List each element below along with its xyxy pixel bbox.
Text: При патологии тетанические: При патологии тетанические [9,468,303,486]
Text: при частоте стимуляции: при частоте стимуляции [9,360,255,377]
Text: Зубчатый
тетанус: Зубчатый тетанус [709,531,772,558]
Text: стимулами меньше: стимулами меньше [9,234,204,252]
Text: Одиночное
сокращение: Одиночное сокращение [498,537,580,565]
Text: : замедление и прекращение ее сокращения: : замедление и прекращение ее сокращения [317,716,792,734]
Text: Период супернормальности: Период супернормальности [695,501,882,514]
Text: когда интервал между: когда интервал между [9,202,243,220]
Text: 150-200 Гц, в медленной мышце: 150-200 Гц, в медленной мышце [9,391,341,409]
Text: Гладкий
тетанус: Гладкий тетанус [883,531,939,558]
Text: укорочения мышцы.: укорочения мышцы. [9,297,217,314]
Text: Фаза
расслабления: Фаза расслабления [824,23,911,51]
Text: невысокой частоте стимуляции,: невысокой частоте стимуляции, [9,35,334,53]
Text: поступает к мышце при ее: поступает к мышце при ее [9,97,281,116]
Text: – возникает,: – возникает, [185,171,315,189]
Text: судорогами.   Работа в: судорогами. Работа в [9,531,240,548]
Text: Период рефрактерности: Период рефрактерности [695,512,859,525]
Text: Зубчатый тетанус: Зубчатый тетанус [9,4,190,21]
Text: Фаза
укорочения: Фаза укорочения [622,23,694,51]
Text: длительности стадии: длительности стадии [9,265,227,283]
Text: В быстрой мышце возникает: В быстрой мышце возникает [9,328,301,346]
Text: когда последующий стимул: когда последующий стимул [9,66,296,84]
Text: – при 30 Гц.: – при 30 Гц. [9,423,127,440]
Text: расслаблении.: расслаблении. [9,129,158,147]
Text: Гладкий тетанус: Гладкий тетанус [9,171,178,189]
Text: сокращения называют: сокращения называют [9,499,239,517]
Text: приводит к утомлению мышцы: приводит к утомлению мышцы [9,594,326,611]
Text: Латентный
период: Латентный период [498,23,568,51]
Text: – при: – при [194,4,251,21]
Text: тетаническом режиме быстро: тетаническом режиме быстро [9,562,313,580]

※

What the exercise asks:
Reproduce the stretch from the start of the records through the line that contains "Text: : замедление", substituting "раздражения" for "стимуляции" and leaving everything else unchanged.

Output for this task:
List each element below along with its xyxy pixel bbox.
Text: При патологии тетанические: При патологии тетанические [9,468,303,486]
Text: при частоте раздражения: при частоте раздражения [9,360,255,377]
Text: Зубчатый
тетанус: Зубчатый тетанус [709,531,772,558]
Text: стимулами меньше: стимулами меньше [9,234,204,252]
Text: Одиночное
сокращение: Одиночное сокращение [498,537,580,565]
Text: : замедление и прекращение ее сокращения: : замедление и прекращение ее сокращения [317,716,792,734]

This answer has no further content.